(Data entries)
* Start *
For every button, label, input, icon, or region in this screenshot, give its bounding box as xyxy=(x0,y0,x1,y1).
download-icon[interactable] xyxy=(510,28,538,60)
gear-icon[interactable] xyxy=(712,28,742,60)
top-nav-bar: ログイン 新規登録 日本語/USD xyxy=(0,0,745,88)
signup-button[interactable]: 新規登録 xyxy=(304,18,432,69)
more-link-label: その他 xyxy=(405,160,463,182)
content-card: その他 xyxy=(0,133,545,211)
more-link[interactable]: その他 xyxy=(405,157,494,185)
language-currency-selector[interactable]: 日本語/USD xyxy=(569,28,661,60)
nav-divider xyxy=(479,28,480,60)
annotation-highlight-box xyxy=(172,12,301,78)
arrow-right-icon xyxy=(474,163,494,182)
* End *
## Problem
Transcribe every line of the data entries above without any changes.

## Full answer
For every button, label, input, icon, or region in this screenshot, give its bounding box as xyxy=(x0,y0,x1,y1).
download-icon[interactable] xyxy=(510,28,538,60)
gear-icon[interactable] xyxy=(712,28,742,60)
top-nav-bar: ログイン 新規登録 日本語/USD xyxy=(0,0,745,88)
signup-button[interactable]: 新規登録 xyxy=(304,18,432,69)
more-link-label: その他 xyxy=(405,160,463,182)
content-card: その他 xyxy=(0,133,545,211)
more-link[interactable]: その他 xyxy=(405,157,494,185)
language-currency-selector[interactable]: 日本語/USD xyxy=(569,28,661,60)
nav-divider xyxy=(479,28,480,60)
annotation-highlight-box xyxy=(172,12,301,78)
arrow-right-icon xyxy=(474,163,494,182)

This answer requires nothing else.